## Start

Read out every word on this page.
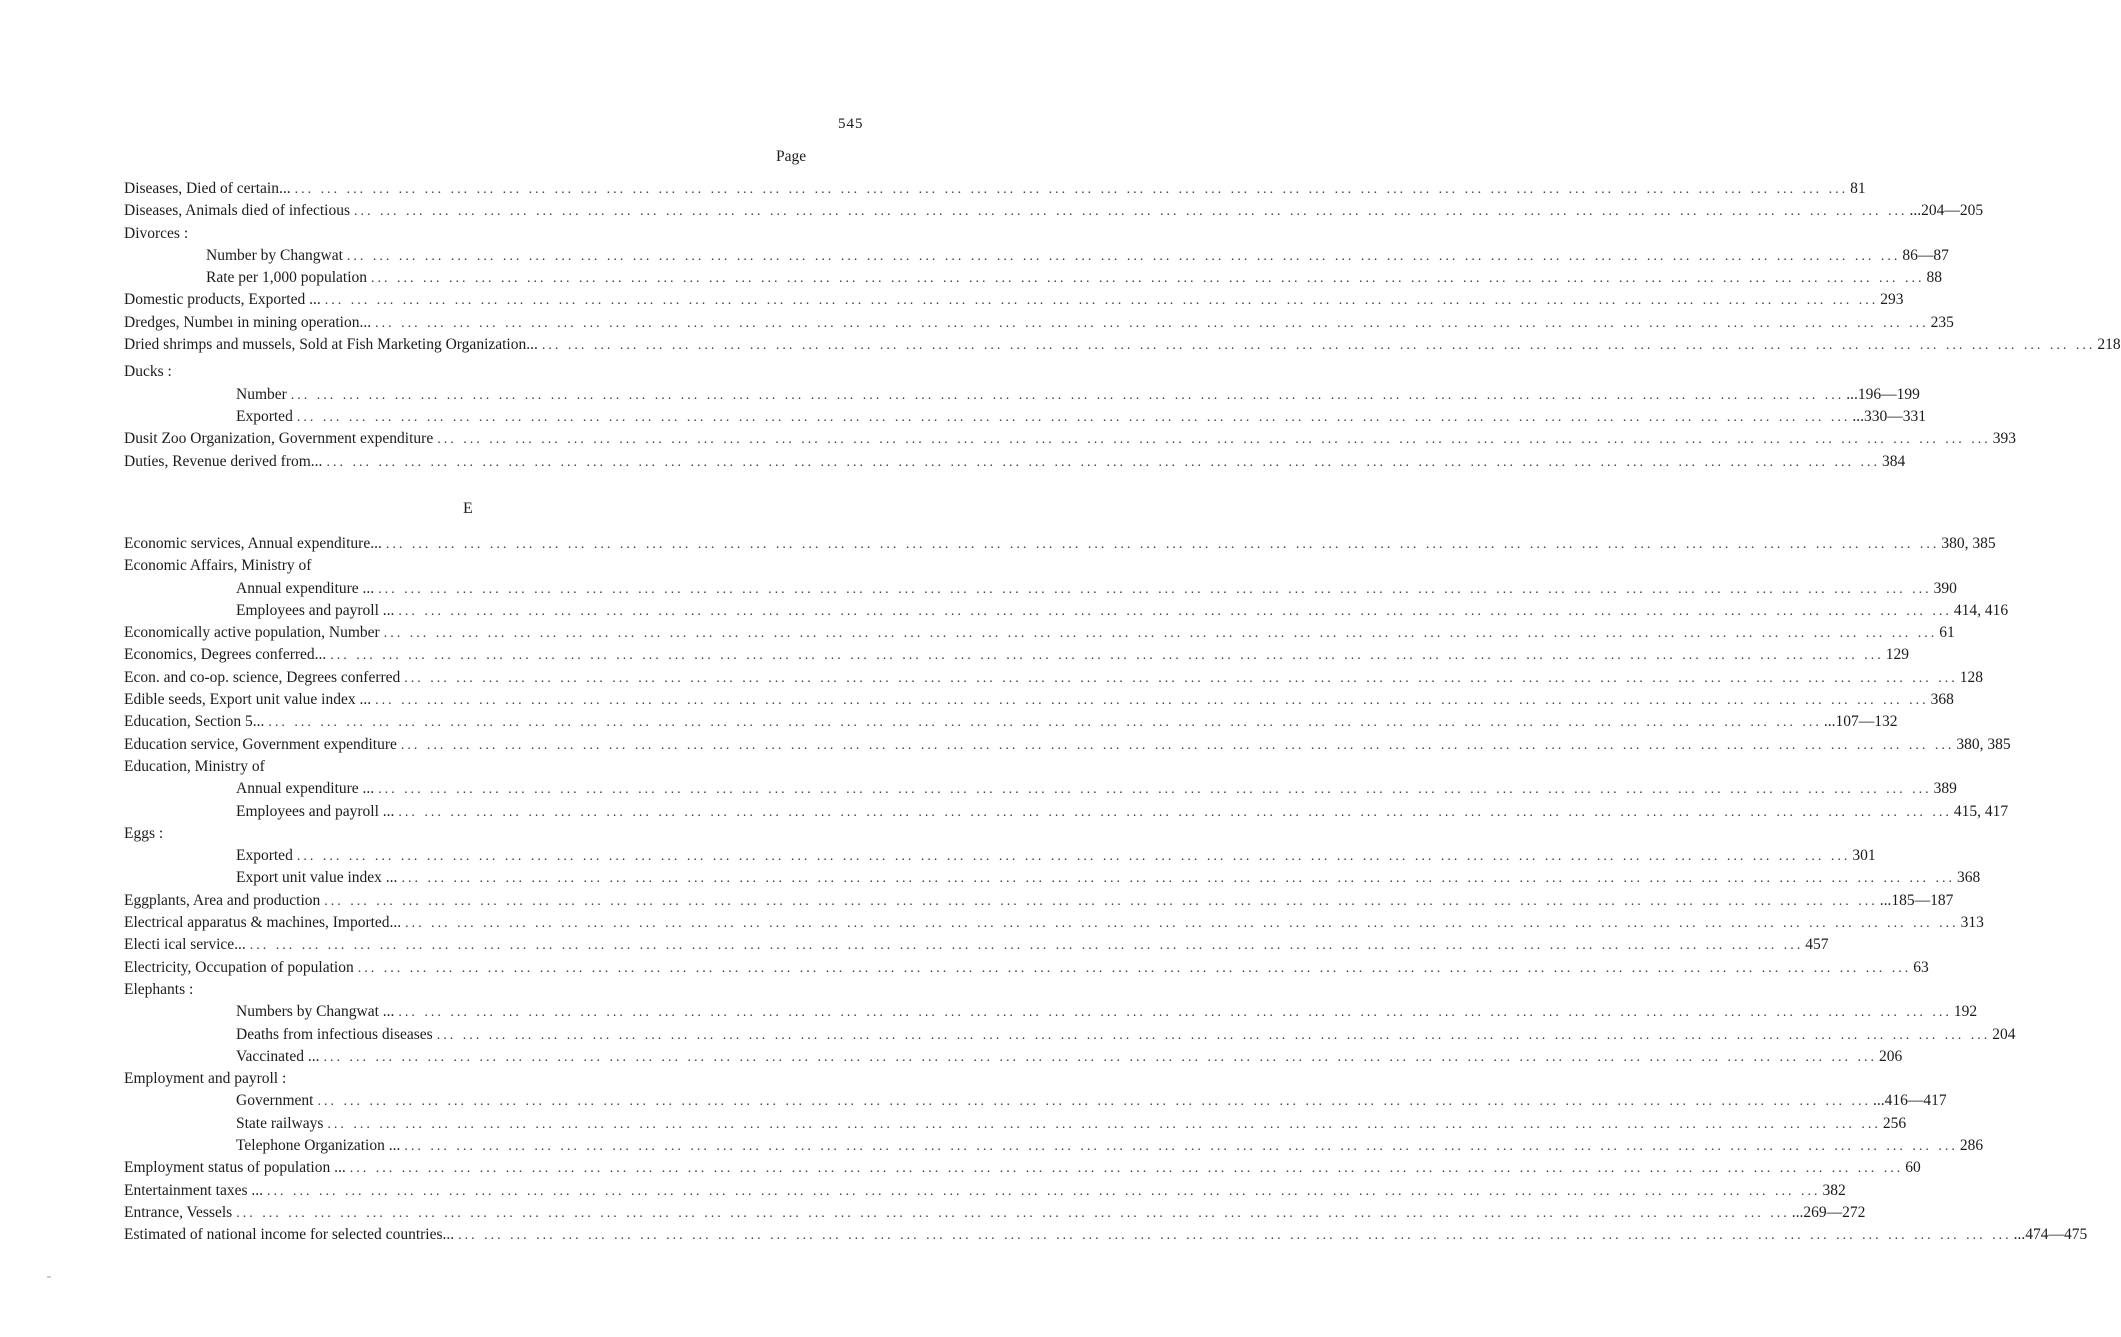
545
Page
Diseases, Died of certain... ... ... ... ... ... ... ... ... ... ... ... ... ... ... ... ... ... ... ... ... ... ... ... ... ... ... ... ... ... ... ... ... ... ... ... ... ... ... ... ... ... ... ... ... ... ... ... ... ... ... ... ... ... ... ... ... ... ... ... ... 81
Diseases, Animals died of infectious ... ... ... ... ... ... ... ... ... ... ... ... ... ... ... ... ... ... ... ... ... ... ... ... ... ... ... ... ... ... ... ... ... ... ... ... ... ... ... ... ... ... ... ... ... ... ... ... ... ... ... ... ... ... ... ... ... ... ... ... ...204—205
Divorces :
Number by Changwat ... ... ... ... ... ... ... ... ... ... ... ... ... ... ... ... ... ... ... ... ... ... ... ... ... ... ... ... ... ... ... ... ... ... ... ... ... ... ... ... ... ... ... ... ... ... ... ... ... ... ... ... ... ... ... ... ... ... ... ... 86—87
Rate per 1,000 population ... ... ... ... ... ... ... ... ... ... ... ... ... ... ... ... ... ... ... ... ... ... ... ... ... ... ... ... ... ... ... ... ... ... ... ... ... ... ... ... ... ... ... ... ... ... ... ... ... ... ... ... ... ... ... ... ... ... ... ... 88
Domestic products, Exported ... ... ... ... ... ... ... ... ... ... ... ... ... ... ... ... ... ... ... ... ... ... ... ... ... ... ... ... ... ... ... ... ... ... ... ... ... ... ... ... ... ... ... ... ... ... ... ... ... ... ... ... ... ... ... ... ... ... ... ... ... 293
Dredges, Numbeı in mining operation... ... ... ... ... ... ... ... ... ... ... ... ... ... ... ... ... ... ... ... ... ... ... ... ... ... ... ... ... ... ... ... ... ... ... ... ... ... ... ... ... ... ... ... ... ... ... ... ... ... ... ... ... ... ... ... ... ... ... ... ... 235
Dried shrimps and mussels, Sold at Fish Marketing Organization... ... ... ... ... ... ... ... ... ... ... ... ... ... ... ... ... ... ... ... ... ... ... ... ... ... ... ... ... ... ... ... ... ... ... ... ... ... ... ... ... ... ... ... ... ... ... ... ... ... ... ... ... ... ... ... ... ... ... ... ... 218
Ducks :
Number ... ... ... ... ... ... ... ... ... ... ... ... ... ... ... ... ... ... ... ... ... ... ... ... ... ... ... ... ... ... ... ... ... ... ... ... ... ... ... ... ... ... ... ... ... ... ... ... ... ... ... ... ... ... ... ... ... ... ... ... ...196—199
Exported ... ... ... ... ... ... ... ... ... ... ... ... ... ... ... ... ... ... ... ... ... ... ... ... ... ... ... ... ... ... ... ... ... ... ... ... ... ... ... ... ... ... ... ... ... ... ... ... ... ... ... ... ... ... ... ... ... ... ... ... ...330—331
Dusit Zoo Organization, Government expenditure ... ... ... ... ... ... ... ... ... ... ... ... ... ... ... ... ... ... ... ... ... ... ... ... ... ... ... ... ... ... ... ... ... ... ... ... ... ... ... ... ... ... ... ... ... ... ... ... ... ... ... ... ... ... ... ... ... ... ... ... 393
Duties, Revenue derived from... ... ... ... ... ... ... ... ... ... ... ... ... ... ... ... ... ... ... ... ... ... ... ... ... ... ... ... ... ... ... ... ... ... ... ... ... ... ... ... ... ... ... ... ... ... ... ... ... ... ... ... ... ... ... ... ... ... ... ... ... 384
E
Economic services, Annual expenditure... ... ... ... ... ... ... ... ... ... ... ... ... ... ... ... ... ... ... ... ... ... ... ... ... ... ... ... ... ... ... ... ... ... ... ... ... ... ... ... ... ... ... ... ... ... ... ... ... ... ... ... ... ... ... ... ... ... ... ... ... 380, 385
Economic Affairs, Ministry of
Annual expenditure ... ... ... ... ... ... ... ... ... ... ... ... ... ... ... ... ... ... ... ... ... ... ... ... ... ... ... ... ... ... ... ... ... ... ... ... ... ... ... ... ... ... ... ... ... ... ... ... ... ... ... ... ... ... ... ... ... ... ... ... ... 390
Employees and payroll ... ... ... ... ... ... ... ... ... ... ... ... ... ... ... ... ... ... ... ... ... ... ... ... ... ... ... ... ... ... ... ... ... ... ... ... ... ... ... ... ... ... ... ... ... ... ... ... ... ... ... ... ... ... ... ... ... ... ... ... ... 414, 416
Economically active population, Number ... ... ... ... ... ... ... ... ... ... ... ... ... ... ... ... ... ... ... ... ... ... ... ... ... ... ... ... ... ... ... ... ... ... ... ... ... ... ... ... ... ... ... ... ... ... ... ... ... ... ... ... ... ... ... ... ... ... ... ... 61
Economics, Degrees conferred... ... ... ... ... ... ... ... ... ... ... ... ... ... ... ... ... ... ... ... ... ... ... ... ... ... ... ... ... ... ... ... ... ... ... ... ... ... ... ... ... ... ... ... ... ... ... ... ... ... ... ... ... ... ... ... ... ... ... ... ... 129
Econ. and co-op. science, Degrees conferred ... ... ... ... ... ... ... ... ... ... ... ... ... ... ... ... ... ... ... ... ... ... ... ... ... ... ... ... ... ... ... ... ... ... ... ... ... ... ... ... ... ... ... ... ... ... ... ... ... ... ... ... ... ... ... ... ... ... ... ... 128
Edible seeds, Export unit value index ... ... ... ... ... ... ... ... ... ... ... ... ... ... ... ... ... ... ... ... ... ... ... ... ... ... ... ... ... ... ... ... ... ... ... ... ... ... ... ... ... ... ... ... ... ... ... ... ... ... ... ... ... ... ... ... ... ... ... ... ... 368
Education, Section 5... ... ... ... ... ... ... ... ... ... ... ... ... ... ... ... ... ... ... ... ... ... ... ... ... ... ... ... ... ... ... ... ... ... ... ... ... ... ... ... ... ... ... ... ... ... ... ... ... ... ... ... ... ... ... ... ... ... ... ... ... ...107—132
Education service, Government expenditure ... ... ... ... ... ... ... ... ... ... ... ... ... ... ... ... ... ... ... ... ... ... ... ... ... ... ... ... ... ... ... ... ... ... ... ... ... ... ... ... ... ... ... ... ... ... ... ... ... ... ... ... ... ... ... ... ... ... ... ... 380, 385
Education, Ministry of
Annual expenditure ... ... ... ... ... ... ... ... ... ... ... ... ... ... ... ... ... ... ... ... ... ... ... ... ... ... ... ... ... ... ... ... ... ... ... ... ... ... ... ... ... ... ... ... ... ... ... ... ... ... ... ... ... ... ... ... ... ... ... ... ... 389
Employees and payroll ... ... ... ... ... ... ... ... ... ... ... ... ... ... ... ... ... ... ... ... ... ... ... ... ... ... ... ... ... ... ... ... ... ... ... ... ... ... ... ... ... ... ... ... ... ... ... ... ... ... ... ... ... ... ... ... ... ... ... ... ... 415, 417
Eggs :
Exported ... ... ... ... ... ... ... ... ... ... ... ... ... ... ... ... ... ... ... ... ... ... ... ... ... ... ... ... ... ... ... ... ... ... ... ... ... ... ... ... ... ... ... ... ... ... ... ... ... ... ... ... ... ... ... ... ... ... ... ... 301
Export unit value index ... ... ... ... ... ... ... ... ... ... ... ... ... ... ... ... ... ... ... ... ... ... ... ... ... ... ... ... ... ... ... ... ... ... ... ... ... ... ... ... ... ... ... ... ... ... ... ... ... ... ... ... ... ... ... ... ... ... ... ... ... 368
Eggplants, Area and production ... ... ... ... ... ... ... ... ... ... ... ... ... ... ... ... ... ... ... ... ... ... ... ... ... ... ... ... ... ... ... ... ... ... ... ... ... ... ... ... ... ... ... ... ... ... ... ... ... ... ... ... ... ... ... ... ... ... ... ... ...185—187
Electrical apparatus & machines, Imported... ... ... ... ... ... ... ... ... ... ... ... ... ... ... ... ... ... ... ... ... ... ... ... ... ... ... ... ... ... ... ... ... ... ... ... ... ... ... ... ... ... ... ... ... ... ... ... ... ... ... ... ... ... ... ... ... ... ... ... ... 313
Electi ical service... ... ... ... ... ... ... ... ... ... ... ... ... ... ... ... ... ... ... ... ... ... ... ... ... ... ... ... ... ... ... ... ... ... ... ... ... ... ... ... ... ... ... ... ... ... ... ... ... ... ... ... ... ... ... ... ... ... ... ... ... 457
Electricity, Occupation of population ... ... ... ... ... ... ... ... ... ... ... ... ... ... ... ... ... ... ... ... ... ... ... ... ... ... ... ... ... ... ... ... ... ... ... ... ... ... ... ... ... ... ... ... ... ... ... ... ... ... ... ... ... ... ... ... ... ... ... ... 63
Elephants :
Numbers by Changwat ... ... ... ... ... ... ... ... ... ... ... ... ... ... ... ... ... ... ... ... ... ... ... ... ... ... ... ... ... ... ... ... ... ... ... ... ... ... ... ... ... ... ... ... ... ... ... ... ... ... ... ... ... ... ... ... ... ... ... ... ... 192
Deaths from infectious diseases ... ... ... ... ... ... ... ... ... ... ... ... ... ... ... ... ... ... ... ... ... ... ... ... ... ... ... ... ... ... ... ... ... ... ... ... ... ... ... ... ... ... ... ... ... ... ... ... ... ... ... ... ... ... ... ... ... ... ... ... 204
Vaccinated ... ... ... ... ... ... ... ... ... ... ... ... ... ... ... ... ... ... ... ... ... ... ... ... ... ... ... ... ... ... ... ... ... ... ... ... ... ... ... ... ... ... ... ... ... ... ... ... ... ... ... ... ... ... ... ... ... ... ... ... ... 206
Employment and payroll :
Government ... ... ... ... ... ... ... ... ... ... ... ... ... ... ... ... ... ... ... ... ... ... ... ... ... ... ... ... ... ... ... ... ... ... ... ... ... ... ... ... ... ... ... ... ... ... ... ... ... ... ... ... ... ... ... ... ... ... ... ... ...416—417
State railways ... ... ... ... ... ... ... ... ... ... ... ... ... ... ... ... ... ... ... ... ... ... ... ... ... ... ... ... ... ... ... ... ... ... ... ... ... ... ... ... ... ... ... ... ... ... ... ... ... ... ... ... ... ... ... ... ... ... ... ... 256
Telephone Organization ... ... ... ... ... ... ... ... ... ... ... ... ... ... ... ... ... ... ... ... ... ... ... ... ... ... ... ... ... ... ... ... ... ... ... ... ... ... ... ... ... ... ... ... ... ... ... ... ... ... ... ... ... ... ... ... ... ... ... ... ... 286
Employment status of population ... ... ... ... ... ... ... ... ... ... ... ... ... ... ... ... ... ... ... ... ... ... ... ... ... ... ... ... ... ... ... ... ... ... ... ... ... ... ... ... ... ... ... ... ... ... ... ... ... ... ... ... ... ... ... ... ... ... ... ... ... 60
Entertainment taxes ... ... ... ... ... ... ... ... ... ... ... ... ... ... ... ... ... ... ... ... ... ... ... ... ... ... ... ... ... ... ... ... ... ... ... ... ... ... ... ... ... ... ... ... ... ... ... ... ... ... ... ... ... ... ... ... ... ... ... ... ... 382
Entrance, Vessels ... ... ... ... ... ... ... ... ... ... ... ... ... ... ... ... ... ... ... ... ... ... ... ... ... ... ... ... ... ... ... ... ... ... ... ... ... ... ... ... ... ... ... ... ... ... ... ... ... ... ... ... ... ... ... ... ... ... ... ... ...269—272
Estimated of national income for selected countries... ... ... ... ... ... ... ... ... ... ... ... ... ... ... ... ... ... ... ... ... ... ... ... ... ... ... ... ... ... ... ... ... ... ... ... ... ... ... ... ... ... ... ... ... ... ... ... ... ... ... ... ... ... ... ... ... ... ... ... ... ...474—475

## End

Count the lines of the data that contain the string "value", and reply with that number alone.

Solution to this problem
2